[[ Document extract, beginning ]]

The Walker Art Center Hires Mary Ceruti of New York’s SculptureCenter to Be Its New Director

Ceruti's predecessor, Olga Viso, left after a controversial artwork was removed at the behest of the local Native American community.

Mary Ceruti. Photo by Troy Benson.
Mary Ceruti. Photo by Troy Benson.

After nearly two decades at the helm of SculptureCenter in Long Island City, Queens, Mary Ceruti will become the executive director of the Walker Art Center in Minneapolis. It will be a big change, going from overseeing a staff of just 14 at a non-collecting institution to overseeing more the 200 employees and a collection of 14,000 works, but Ceruti is up for the challenge.

“Like SculptureCenter, the Walker embraces and commissions new and experimental work. And like SculptureCenter, the Walker understands artists and the way they work,” said Ceruti in an email to artnet News. “This especially sets the Walker apart among collecting institutions and it feels like exactly the right next step for me.”

She succeeds Olga Viso, who resigned effective the beginning of this year amid calls that she had been unfairly forced out. Viso’s decade-long tenure saw her spearhead a successful $75 million fundraising campaign and complete an expansion and renovation of the museum and the adjacent Minneapolis Sculpture Garden. After being closed for over a year, the garden reopened last June.

As part of that project, Viso sought to create the first focused curatorial program for the garden since it first opened in 1988. One of the 16 new works added to the garden, Scaffold (2012), by Sam Durant, tipped off a major controversy with the local Native American community. The sculpture looked to memorialize seven public executions in US history, but the piece was most recognizably based on the gallows used to kill 38 Native Americans in nearby Mankato, Minnesota, in 1862, the largest mass execution in US history.

Sam Durant, Scaffold. Courtesy of Sarah Cascone.

Sam Durant, Scaffold. Courtesy of Sarah Cascone.

After protests and a series of discussions with tribal leaders, the museum agreed to dismantle the work and turn it over to the tribe, who ceremonially buried it in what appeared to be a positive resolution to the controversy. But in November, Viso announced her resignation, with the museum insisting that “the board and Viso agreed that now is an ideal time for a transition.”

[[ Document extract, end ]]
[[ Data supplied, beginning ]]

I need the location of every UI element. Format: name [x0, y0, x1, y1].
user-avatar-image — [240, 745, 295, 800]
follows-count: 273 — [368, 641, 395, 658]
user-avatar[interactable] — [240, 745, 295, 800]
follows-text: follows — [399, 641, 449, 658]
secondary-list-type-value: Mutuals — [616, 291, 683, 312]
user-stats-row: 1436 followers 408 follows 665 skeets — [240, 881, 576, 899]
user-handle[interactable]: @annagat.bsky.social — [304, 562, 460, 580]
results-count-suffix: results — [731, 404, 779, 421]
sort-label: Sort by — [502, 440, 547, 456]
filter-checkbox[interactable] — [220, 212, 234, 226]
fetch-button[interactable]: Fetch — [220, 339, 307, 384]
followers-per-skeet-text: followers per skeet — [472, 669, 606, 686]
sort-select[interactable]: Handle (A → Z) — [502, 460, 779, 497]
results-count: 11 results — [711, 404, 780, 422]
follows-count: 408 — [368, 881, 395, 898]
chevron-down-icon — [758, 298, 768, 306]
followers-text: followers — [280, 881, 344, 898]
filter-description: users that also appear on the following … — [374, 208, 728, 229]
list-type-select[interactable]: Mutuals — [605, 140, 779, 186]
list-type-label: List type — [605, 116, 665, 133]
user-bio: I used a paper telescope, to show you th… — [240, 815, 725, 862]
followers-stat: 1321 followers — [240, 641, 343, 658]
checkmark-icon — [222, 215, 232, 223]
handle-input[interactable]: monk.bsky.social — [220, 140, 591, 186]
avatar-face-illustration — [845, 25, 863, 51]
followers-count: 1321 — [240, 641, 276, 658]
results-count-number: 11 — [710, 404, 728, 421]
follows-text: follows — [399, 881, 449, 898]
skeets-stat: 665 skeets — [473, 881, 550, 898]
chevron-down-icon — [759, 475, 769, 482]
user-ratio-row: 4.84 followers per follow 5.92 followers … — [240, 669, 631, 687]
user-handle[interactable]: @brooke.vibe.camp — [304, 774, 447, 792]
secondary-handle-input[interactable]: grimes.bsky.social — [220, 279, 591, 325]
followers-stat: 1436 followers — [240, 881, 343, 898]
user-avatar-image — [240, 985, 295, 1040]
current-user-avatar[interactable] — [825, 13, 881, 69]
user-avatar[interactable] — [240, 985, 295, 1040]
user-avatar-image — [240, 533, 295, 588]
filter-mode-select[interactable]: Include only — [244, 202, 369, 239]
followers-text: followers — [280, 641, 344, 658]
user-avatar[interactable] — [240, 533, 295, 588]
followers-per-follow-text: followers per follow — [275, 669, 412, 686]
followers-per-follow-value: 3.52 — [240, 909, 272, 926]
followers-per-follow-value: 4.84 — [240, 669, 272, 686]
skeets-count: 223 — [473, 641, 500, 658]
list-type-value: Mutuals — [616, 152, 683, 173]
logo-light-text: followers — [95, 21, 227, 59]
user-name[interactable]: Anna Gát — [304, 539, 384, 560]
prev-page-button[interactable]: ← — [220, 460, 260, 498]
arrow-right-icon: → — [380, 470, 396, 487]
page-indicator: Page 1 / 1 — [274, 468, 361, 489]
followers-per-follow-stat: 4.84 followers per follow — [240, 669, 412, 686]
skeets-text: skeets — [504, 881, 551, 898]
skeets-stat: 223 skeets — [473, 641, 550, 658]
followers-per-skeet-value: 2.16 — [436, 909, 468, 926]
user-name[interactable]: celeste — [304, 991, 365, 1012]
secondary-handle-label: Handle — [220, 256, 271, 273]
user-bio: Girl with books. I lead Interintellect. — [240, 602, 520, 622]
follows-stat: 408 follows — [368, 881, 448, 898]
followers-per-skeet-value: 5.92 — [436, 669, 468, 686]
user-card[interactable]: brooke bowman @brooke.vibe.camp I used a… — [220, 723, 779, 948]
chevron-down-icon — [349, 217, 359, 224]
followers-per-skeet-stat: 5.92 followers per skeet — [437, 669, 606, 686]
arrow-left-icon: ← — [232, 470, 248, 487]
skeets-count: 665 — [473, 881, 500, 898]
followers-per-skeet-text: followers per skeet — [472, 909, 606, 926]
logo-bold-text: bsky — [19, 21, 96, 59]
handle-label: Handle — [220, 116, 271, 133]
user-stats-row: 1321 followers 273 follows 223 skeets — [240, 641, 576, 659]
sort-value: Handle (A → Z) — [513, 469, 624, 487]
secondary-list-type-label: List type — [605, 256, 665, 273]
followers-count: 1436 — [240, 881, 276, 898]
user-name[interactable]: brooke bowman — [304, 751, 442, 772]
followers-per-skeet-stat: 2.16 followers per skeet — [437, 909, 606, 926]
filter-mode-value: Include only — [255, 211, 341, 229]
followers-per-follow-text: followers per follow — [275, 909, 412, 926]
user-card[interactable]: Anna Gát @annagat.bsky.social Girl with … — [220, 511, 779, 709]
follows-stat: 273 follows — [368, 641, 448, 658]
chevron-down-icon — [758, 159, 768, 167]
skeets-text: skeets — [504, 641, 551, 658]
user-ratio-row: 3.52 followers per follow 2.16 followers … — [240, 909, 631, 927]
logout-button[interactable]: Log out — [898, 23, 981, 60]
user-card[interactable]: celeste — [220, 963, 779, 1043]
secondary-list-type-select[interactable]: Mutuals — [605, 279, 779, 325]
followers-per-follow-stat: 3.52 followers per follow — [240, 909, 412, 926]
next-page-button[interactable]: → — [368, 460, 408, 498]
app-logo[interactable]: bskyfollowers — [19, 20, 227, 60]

[[ Data supplied, end ]]

Your instructions - Continue the article about Mary Ceruti being named director of the Walker Art Center, starting after its final paragraph on Olga Viso's resignation.

Written response -
Issues of cultural appropriation and museums’ responsibilities towards their increasingly diverse audiences have become a hotbed of controversy in recent years, but Ceruti isn’t afraid of addressing such concerns head on. “Museums are flash points within this larger cultural moment where we’re dealing with issues of individual and collective identity,” she told the New York Times. “Because the Walker has just been through this, both their staff and their board have done a lot of soul searching, have learned a lot, and—because they’ve had to do it in public—are very prepared to grapple with it.”

Olga Viso: Executive Director of the Walker Art Center Photo by David X. Prutting for Patrick McMullan.

“SculptureCenter and the Walker share a commitment to art and artists as catalysts in contemporary culture and both are working internationally to identify the art and artists that most creatively and urgently express the concerns, issues, and ideas of our times,” added Ceruti in a statement. “The Walker and SculptureCenter have almost inverse approaches that are like two sides of the same coin. SculptureCenter looks at the interdisciplinary field of contemporary art from the perspective of the history and legacy of sculpture, while the Walker looks at sculpture, or painting, or performance, or film, from an interdisciplinary perspective.”

Ceruti started her career at the Philadelphia Museum of Art as a curatorial assistant before working for eight years a curator at CAPP Street Project in San Francisco, an international artist-residency program. She joined SculptureCenter as its executive director and chief curator in 1999, and has been credited with transforming the nonprofit into a more museum-like institution.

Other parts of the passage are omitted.